• _Your task_:
Give the number of lines containing the word "barra" and nothing more.

• _Stored data_:
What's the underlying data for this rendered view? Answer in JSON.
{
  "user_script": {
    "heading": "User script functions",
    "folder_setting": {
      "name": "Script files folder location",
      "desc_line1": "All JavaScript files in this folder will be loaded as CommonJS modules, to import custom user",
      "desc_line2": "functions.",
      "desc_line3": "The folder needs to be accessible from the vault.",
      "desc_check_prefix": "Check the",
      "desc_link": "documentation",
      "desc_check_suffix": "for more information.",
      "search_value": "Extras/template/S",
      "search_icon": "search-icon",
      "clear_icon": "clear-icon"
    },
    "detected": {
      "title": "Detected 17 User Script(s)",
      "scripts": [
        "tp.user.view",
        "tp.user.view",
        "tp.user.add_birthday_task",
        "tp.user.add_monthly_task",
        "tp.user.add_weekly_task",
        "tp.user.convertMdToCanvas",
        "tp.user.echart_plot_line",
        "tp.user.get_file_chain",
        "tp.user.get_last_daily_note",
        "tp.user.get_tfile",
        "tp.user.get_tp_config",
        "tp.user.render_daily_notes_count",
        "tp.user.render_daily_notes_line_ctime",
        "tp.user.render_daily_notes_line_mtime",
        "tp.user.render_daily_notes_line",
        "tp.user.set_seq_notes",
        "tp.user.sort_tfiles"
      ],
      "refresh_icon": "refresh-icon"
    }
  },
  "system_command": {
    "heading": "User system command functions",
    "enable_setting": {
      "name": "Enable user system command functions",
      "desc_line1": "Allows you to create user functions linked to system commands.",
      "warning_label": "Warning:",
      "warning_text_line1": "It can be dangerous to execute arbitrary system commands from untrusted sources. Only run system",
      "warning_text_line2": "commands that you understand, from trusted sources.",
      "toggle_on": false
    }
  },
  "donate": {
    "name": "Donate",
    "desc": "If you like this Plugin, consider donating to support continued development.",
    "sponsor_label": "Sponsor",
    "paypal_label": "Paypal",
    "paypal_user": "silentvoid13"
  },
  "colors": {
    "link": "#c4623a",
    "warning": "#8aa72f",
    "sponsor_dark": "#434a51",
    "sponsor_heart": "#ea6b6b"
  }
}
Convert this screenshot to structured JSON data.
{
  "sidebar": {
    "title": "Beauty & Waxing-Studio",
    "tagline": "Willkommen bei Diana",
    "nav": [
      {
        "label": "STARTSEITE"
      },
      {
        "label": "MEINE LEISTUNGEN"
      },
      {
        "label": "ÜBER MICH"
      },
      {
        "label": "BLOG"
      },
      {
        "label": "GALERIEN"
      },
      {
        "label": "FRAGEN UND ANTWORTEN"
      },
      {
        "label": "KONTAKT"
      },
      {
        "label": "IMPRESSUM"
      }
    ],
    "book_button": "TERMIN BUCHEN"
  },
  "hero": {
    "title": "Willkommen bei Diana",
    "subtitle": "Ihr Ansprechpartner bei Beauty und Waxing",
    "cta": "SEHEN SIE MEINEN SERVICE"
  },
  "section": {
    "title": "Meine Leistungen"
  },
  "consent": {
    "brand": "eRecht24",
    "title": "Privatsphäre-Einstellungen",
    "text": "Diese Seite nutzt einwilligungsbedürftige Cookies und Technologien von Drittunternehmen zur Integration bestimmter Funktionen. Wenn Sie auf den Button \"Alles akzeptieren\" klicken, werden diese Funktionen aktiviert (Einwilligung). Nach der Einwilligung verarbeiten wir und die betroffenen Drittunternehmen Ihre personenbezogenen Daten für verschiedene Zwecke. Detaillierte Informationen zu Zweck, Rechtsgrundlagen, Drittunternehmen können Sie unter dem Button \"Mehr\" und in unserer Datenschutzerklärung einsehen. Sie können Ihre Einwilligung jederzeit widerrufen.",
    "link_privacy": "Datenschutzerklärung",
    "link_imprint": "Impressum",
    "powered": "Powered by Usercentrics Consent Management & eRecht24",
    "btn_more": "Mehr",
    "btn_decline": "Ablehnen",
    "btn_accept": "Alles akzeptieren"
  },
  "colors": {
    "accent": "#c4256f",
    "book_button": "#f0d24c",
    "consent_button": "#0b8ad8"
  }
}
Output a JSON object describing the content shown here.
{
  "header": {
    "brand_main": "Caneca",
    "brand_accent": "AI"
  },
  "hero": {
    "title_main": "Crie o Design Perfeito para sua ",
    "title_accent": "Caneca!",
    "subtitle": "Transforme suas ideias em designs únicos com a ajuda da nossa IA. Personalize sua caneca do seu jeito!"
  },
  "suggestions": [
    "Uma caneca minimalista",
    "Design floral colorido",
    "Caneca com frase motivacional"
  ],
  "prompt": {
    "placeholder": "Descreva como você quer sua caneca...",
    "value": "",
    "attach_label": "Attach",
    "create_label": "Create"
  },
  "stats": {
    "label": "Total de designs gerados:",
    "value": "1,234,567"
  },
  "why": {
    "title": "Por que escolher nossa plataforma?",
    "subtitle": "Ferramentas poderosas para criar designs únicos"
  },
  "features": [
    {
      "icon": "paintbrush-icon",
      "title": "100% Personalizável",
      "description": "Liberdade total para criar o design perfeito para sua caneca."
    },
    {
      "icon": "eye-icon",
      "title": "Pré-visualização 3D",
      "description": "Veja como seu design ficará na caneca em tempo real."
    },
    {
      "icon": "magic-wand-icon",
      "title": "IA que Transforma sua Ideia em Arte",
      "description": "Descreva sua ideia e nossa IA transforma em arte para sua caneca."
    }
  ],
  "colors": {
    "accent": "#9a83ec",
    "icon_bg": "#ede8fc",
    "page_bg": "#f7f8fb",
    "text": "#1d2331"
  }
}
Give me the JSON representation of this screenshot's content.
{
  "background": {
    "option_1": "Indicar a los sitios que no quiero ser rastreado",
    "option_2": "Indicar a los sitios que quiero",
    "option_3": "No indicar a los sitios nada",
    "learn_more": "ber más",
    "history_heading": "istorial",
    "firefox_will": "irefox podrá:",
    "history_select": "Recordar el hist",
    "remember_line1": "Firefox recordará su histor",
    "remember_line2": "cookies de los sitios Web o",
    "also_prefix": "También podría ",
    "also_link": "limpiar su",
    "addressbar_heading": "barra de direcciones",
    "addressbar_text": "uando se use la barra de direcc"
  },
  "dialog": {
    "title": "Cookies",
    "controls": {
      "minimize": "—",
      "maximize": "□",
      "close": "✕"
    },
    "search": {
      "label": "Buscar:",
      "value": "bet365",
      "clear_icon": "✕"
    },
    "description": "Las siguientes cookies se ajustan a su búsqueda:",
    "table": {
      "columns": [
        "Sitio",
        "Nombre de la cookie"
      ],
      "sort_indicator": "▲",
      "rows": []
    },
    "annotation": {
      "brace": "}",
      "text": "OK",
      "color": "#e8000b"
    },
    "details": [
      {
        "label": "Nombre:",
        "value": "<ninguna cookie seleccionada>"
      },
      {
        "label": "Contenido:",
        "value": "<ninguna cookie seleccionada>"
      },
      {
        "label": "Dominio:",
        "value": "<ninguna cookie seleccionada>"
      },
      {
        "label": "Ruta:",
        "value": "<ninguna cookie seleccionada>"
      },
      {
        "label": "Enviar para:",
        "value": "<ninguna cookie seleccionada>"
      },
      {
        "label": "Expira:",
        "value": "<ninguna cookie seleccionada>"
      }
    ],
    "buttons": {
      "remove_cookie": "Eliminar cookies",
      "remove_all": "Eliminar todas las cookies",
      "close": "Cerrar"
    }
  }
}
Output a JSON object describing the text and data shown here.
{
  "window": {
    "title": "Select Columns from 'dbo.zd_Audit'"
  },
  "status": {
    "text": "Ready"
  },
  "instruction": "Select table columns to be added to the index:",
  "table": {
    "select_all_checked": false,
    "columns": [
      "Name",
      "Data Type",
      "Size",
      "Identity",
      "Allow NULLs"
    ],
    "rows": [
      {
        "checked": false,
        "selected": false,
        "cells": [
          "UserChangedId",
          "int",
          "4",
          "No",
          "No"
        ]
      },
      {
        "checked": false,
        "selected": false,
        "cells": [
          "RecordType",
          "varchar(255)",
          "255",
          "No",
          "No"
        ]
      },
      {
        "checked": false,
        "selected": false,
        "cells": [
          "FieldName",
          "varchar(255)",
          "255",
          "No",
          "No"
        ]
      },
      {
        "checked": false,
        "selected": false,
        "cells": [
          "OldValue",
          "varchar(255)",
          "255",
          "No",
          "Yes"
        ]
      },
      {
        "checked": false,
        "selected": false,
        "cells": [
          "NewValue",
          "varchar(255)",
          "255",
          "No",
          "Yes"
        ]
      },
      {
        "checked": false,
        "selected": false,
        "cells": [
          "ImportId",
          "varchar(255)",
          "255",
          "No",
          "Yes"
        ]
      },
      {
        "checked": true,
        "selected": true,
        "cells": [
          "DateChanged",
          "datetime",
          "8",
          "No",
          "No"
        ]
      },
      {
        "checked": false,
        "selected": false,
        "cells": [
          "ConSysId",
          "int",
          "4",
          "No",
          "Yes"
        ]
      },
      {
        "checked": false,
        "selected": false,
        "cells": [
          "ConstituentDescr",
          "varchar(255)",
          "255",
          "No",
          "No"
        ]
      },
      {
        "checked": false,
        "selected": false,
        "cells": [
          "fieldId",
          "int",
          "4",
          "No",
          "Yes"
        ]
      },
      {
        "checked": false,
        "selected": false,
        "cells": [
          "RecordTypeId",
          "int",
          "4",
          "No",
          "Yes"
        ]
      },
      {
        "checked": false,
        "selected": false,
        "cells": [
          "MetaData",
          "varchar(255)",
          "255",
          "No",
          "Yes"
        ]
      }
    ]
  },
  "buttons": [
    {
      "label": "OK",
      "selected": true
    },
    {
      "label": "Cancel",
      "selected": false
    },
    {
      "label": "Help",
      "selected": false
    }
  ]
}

• _Final result_:
2